── ENTRIES PROVIDED ──

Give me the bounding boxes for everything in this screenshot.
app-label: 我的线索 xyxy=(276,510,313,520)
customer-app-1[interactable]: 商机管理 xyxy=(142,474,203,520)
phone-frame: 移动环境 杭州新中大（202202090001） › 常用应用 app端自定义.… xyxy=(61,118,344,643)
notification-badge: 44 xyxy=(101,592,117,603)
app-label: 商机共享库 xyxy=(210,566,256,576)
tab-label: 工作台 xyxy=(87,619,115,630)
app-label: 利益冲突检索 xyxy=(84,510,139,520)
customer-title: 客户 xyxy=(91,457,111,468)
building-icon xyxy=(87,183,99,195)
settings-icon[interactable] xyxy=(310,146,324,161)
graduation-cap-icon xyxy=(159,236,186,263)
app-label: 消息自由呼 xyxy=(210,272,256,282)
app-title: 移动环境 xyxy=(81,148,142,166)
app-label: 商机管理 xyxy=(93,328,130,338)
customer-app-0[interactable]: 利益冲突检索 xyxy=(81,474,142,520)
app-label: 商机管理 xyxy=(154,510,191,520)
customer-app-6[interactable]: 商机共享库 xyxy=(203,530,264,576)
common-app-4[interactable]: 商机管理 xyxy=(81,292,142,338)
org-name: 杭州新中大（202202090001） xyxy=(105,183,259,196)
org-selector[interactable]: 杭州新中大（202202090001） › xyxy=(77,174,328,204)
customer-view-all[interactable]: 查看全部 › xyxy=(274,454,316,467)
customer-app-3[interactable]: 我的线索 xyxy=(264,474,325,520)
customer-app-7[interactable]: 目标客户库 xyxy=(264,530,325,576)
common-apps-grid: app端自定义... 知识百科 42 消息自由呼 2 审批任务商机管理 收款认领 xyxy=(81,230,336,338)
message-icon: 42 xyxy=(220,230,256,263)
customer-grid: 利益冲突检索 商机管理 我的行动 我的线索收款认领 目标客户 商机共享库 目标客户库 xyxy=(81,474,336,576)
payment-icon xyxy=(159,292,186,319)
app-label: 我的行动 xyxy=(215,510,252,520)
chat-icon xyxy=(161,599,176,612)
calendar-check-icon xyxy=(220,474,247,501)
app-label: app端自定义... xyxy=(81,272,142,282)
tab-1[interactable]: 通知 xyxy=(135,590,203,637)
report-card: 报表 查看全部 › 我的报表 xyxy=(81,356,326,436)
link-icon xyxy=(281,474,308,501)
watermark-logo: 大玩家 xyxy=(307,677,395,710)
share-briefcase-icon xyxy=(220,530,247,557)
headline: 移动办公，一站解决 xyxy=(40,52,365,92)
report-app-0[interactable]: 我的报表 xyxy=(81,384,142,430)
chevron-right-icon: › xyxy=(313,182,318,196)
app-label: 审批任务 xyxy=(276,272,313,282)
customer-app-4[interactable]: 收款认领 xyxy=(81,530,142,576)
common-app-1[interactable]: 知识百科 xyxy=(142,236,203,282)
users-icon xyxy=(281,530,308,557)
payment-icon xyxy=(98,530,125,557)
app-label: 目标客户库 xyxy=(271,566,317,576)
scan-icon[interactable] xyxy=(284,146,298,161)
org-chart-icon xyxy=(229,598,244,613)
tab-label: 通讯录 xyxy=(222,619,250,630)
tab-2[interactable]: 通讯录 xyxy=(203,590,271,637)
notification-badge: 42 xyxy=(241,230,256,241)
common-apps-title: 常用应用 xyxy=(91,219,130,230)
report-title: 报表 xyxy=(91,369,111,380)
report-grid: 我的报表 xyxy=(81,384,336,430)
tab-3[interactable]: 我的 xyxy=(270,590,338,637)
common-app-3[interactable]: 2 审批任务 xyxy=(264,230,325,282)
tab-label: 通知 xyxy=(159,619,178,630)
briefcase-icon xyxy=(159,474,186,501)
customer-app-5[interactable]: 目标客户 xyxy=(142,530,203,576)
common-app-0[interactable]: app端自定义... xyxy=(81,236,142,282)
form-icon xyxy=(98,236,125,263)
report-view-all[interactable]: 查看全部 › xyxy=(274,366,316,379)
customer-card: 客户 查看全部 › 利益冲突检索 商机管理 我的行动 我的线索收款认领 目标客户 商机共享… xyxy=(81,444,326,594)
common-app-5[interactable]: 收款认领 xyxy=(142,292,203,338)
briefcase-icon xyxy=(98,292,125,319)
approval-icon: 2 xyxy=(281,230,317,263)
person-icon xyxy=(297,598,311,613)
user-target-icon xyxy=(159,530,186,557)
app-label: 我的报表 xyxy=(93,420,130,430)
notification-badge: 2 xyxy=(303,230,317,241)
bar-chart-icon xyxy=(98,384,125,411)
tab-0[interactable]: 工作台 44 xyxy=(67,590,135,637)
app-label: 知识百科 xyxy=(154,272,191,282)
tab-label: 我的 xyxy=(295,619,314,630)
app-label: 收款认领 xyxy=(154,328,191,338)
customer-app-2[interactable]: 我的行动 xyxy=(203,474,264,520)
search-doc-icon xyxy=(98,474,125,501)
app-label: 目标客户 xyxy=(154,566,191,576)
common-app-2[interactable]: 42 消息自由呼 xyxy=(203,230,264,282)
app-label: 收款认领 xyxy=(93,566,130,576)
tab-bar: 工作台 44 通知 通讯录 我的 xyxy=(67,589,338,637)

───

EXERCISE REQUIREMENTS – Reproduce the listing above line for line, without changing any character.

EXERCISE RESULT –
Give me the bounding boxes for everything in this screenshot.
app-label: 我的线索 xyxy=(276,510,313,520)
customer-app-1[interactable]: 商机管理 xyxy=(142,474,203,520)
phone-frame: 移动环境 杭州新中大（202202090001） › 常用应用 app端自定义.… xyxy=(61,118,344,643)
notification-badge: 44 xyxy=(101,592,117,603)
app-label: 商机共享库 xyxy=(210,566,256,576)
tab-label: 工作台 xyxy=(87,619,115,630)
app-label: 利益冲突检索 xyxy=(84,510,139,520)
customer-title: 客户 xyxy=(91,457,111,468)
building-icon xyxy=(87,183,99,195)
settings-icon[interactable] xyxy=(310,146,324,161)
graduation-cap-icon xyxy=(159,236,186,263)
app-label: 消息自由呼 xyxy=(210,272,256,282)
app-title: 移动环境 xyxy=(81,148,142,166)
app-label: 商机管理 xyxy=(93,328,130,338)
customer-app-0[interactable]: 利益冲突检索 xyxy=(81,474,142,520)
app-label: 商机管理 xyxy=(154,510,191,520)
customer-app-6[interactable]: 商机共享库 xyxy=(203,530,264,576)
common-app-4[interactable]: 商机管理 xyxy=(81,292,142,338)
org-name: 杭州新中大（202202090001） xyxy=(105,183,259,196)
org-selector[interactable]: 杭州新中大（202202090001） › xyxy=(77,174,328,204)
customer-view-all[interactable]: 查看全部 › xyxy=(274,454,316,467)
customer-app-3[interactable]: 我的线索 xyxy=(264,474,325,520)
customer-app-7[interactable]: 目标客户库 xyxy=(264,530,325,576)
common-apps-grid: app端自定义... 知识百科 42 消息自由呼 2 审批任务商机管理 收款认领 xyxy=(81,230,336,338)
message-icon: 42 xyxy=(220,230,256,263)
customer-grid: 利益冲突检索 商机管理 我的行动 我的线索收款认领 目标客户 商机共享库 目标客户库 xyxy=(81,474,336,576)
payment-icon xyxy=(159,292,186,319)
app-label: 我的行动 xyxy=(215,510,252,520)
chat-icon xyxy=(161,599,176,612)
calendar-check-icon xyxy=(220,474,247,501)
app-label: app端自定义... xyxy=(81,272,142,282)
tab-1[interactable]: 通知 xyxy=(135,590,203,637)
report-card: 报表 查看全部 › 我的报表 xyxy=(81,356,326,436)
link-icon xyxy=(281,474,308,501)
watermark-logo: 大玩家 xyxy=(307,677,395,710)
share-briefcase-icon xyxy=(220,530,247,557)
headline: 移动办公，一站解决 xyxy=(40,52,365,92)
report-app-0[interactable]: 我的报表 xyxy=(81,384,142,430)
chevron-right-icon: › xyxy=(313,182,318,196)
app-label: 审批任务 xyxy=(276,272,313,282)
customer-app-4[interactable]: 收款认领 xyxy=(81,530,142,576)
common-app-1[interactable]: 知识百科 xyxy=(142,236,203,282)
users-icon xyxy=(281,530,308,557)
payment-icon xyxy=(98,530,125,557)
app-label: 目标客户库 xyxy=(271,566,317,576)
scan-icon[interactable] xyxy=(284,146,298,161)
org-chart-icon xyxy=(229,598,244,613)
tab-label: 通讯录 xyxy=(222,619,250,630)
tab-2[interactable]: 通讯录 xyxy=(203,590,271,637)
notification-badge: 42 xyxy=(241,230,256,241)
common-apps-title: 常用应用 xyxy=(91,219,130,230)
report-title: 报表 xyxy=(91,369,111,380)
report-grid: 我的报表 xyxy=(81,384,336,430)
tab-3[interactable]: 我的 xyxy=(270,590,338,637)
common-app-3[interactable]: 2 审批任务 xyxy=(264,230,325,282)
tab-label: 通知 xyxy=(159,619,178,630)
briefcase-icon xyxy=(159,474,186,501)
customer-app-5[interactable]: 目标客户 xyxy=(142,530,203,576)
common-app-0[interactable]: app端自定义... xyxy=(81,236,142,282)
form-icon xyxy=(98,236,125,263)
report-view-all[interactable]: 查看全部 › xyxy=(274,366,316,379)
customer-card: 客户 查看全部 › 利益冲突检索 商机管理 我的行动 我的线索收款认领 目标客户 商机共享… xyxy=(81,444,326,594)
common-app-5[interactable]: 收款认领 xyxy=(142,292,203,338)
briefcase-icon xyxy=(98,292,125,319)
approval-icon: 2 xyxy=(281,230,317,263)
person-icon xyxy=(297,598,311,613)
user-target-icon xyxy=(159,530,186,557)
app-label: 我的报表 xyxy=(93,420,130,430)
notification-badge: 2 xyxy=(303,230,317,241)
bar-chart-icon xyxy=(98,384,125,411)
tab-0[interactable]: 工作台 44 xyxy=(67,590,135,637)
app-label: 知识百科 xyxy=(154,272,191,282)
tab-label: 我的 xyxy=(295,619,314,630)
app-label: 收款认领 xyxy=(154,328,191,338)
customer-app-2[interactable]: 我的行动 xyxy=(203,474,264,520)
search-doc-icon xyxy=(98,474,125,501)
app-label: 目标客户 xyxy=(154,566,191,576)
common-app-2[interactable]: 42 消息自由呼 xyxy=(203,230,264,282)
app-label: 收款认领 xyxy=(93,566,130,576)
tab-bar: 工作台 44 通知 通讯录 我的 xyxy=(67,589,338,637)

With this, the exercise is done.